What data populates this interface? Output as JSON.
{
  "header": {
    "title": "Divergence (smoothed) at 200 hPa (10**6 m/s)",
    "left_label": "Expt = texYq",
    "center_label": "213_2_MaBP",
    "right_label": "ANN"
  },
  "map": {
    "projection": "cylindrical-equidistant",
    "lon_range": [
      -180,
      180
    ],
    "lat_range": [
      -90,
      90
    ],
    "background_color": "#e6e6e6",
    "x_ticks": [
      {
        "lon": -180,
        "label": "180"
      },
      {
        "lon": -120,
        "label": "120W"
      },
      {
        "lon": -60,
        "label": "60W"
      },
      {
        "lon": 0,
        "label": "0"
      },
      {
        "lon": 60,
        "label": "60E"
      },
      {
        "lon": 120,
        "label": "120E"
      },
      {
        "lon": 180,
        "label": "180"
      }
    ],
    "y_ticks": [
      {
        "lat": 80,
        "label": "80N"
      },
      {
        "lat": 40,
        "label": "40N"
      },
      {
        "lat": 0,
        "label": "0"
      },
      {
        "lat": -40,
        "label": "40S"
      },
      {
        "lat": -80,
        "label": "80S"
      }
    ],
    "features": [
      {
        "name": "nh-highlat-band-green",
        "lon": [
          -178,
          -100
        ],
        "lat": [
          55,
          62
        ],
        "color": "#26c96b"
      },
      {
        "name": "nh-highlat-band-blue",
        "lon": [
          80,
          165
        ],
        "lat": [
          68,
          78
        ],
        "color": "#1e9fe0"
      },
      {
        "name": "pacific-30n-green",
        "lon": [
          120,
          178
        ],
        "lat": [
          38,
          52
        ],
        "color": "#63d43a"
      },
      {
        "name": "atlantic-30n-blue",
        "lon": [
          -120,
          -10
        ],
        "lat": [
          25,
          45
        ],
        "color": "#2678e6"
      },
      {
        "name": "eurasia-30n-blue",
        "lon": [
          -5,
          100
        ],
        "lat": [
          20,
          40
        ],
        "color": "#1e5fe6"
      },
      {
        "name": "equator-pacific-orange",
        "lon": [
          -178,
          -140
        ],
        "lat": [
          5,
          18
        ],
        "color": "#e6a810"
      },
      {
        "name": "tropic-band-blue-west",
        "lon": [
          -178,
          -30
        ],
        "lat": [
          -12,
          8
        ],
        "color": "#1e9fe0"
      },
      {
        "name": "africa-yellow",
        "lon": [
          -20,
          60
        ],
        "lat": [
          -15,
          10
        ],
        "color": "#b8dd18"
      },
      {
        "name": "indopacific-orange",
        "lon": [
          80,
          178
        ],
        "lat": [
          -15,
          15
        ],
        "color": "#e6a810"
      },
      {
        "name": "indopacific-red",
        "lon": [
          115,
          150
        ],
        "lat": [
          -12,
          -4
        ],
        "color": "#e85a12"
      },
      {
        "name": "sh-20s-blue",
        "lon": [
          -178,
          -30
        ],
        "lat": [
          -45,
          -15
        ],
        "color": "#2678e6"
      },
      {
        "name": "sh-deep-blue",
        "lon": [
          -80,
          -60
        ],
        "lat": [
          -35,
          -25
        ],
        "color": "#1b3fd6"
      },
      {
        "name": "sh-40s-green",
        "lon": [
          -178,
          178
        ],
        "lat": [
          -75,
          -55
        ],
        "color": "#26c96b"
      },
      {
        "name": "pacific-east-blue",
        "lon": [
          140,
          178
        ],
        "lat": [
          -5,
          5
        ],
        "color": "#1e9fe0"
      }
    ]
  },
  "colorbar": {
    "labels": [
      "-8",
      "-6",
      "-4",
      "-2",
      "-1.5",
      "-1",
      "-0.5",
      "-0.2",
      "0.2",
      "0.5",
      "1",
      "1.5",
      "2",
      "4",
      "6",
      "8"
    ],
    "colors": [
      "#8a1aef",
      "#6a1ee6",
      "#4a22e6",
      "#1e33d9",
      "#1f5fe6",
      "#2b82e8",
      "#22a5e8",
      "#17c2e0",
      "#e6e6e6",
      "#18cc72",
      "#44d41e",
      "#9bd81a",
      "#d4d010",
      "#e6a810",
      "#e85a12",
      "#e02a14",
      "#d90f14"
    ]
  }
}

§ Exercise objective:
For the listing above, identify each line bearing "orange".

§ Exercise answer:
        "name": "equator-pacific-orange",
        "name": "indopacific-orange",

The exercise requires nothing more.